**The exercise:** Wherever a line in the data below holds "también", copy that line.

**Data for this exercise:**
#####
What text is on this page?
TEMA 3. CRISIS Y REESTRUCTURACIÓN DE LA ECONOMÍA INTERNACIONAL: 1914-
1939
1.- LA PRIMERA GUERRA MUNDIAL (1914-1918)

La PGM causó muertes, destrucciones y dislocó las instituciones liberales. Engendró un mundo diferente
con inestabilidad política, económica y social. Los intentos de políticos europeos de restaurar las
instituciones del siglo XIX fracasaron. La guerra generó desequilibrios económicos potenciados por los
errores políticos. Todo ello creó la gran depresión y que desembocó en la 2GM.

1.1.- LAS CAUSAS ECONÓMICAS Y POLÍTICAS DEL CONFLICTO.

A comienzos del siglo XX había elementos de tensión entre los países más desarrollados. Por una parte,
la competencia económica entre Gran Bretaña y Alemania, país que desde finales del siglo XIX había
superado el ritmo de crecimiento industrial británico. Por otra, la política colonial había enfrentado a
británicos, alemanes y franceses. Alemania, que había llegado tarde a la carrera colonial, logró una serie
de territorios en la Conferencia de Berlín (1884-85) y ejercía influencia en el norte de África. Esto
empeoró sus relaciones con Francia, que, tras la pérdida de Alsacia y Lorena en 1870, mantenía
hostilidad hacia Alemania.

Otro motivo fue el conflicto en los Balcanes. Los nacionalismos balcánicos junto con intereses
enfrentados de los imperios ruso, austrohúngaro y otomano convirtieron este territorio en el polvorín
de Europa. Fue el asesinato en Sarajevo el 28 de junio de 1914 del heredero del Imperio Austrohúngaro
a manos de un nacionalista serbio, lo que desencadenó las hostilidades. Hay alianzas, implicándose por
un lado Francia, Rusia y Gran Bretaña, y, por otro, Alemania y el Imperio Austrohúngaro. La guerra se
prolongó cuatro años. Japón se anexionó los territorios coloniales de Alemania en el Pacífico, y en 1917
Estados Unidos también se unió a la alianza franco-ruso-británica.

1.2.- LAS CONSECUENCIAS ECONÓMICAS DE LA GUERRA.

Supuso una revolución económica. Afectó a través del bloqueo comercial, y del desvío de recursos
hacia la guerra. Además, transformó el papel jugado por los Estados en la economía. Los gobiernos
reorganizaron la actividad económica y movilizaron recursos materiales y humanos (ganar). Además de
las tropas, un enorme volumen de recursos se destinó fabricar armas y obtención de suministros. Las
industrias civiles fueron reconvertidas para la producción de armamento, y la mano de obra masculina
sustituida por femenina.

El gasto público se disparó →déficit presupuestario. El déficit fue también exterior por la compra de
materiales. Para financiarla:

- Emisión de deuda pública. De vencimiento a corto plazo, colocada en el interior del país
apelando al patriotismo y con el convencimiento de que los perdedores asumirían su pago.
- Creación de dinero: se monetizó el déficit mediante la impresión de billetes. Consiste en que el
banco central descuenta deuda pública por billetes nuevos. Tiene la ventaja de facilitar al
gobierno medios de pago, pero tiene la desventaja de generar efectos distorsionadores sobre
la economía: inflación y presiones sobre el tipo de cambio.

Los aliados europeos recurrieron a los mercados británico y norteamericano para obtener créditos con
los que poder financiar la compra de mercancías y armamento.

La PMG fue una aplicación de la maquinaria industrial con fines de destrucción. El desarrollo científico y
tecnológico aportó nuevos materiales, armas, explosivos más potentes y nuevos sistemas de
#####
**Output below:**
Estados Unidos también se unió a la alianza franco-ruso-británica.
El gasto público se disparó →déficit presupuestario. El déficit fue también exterior por la compra de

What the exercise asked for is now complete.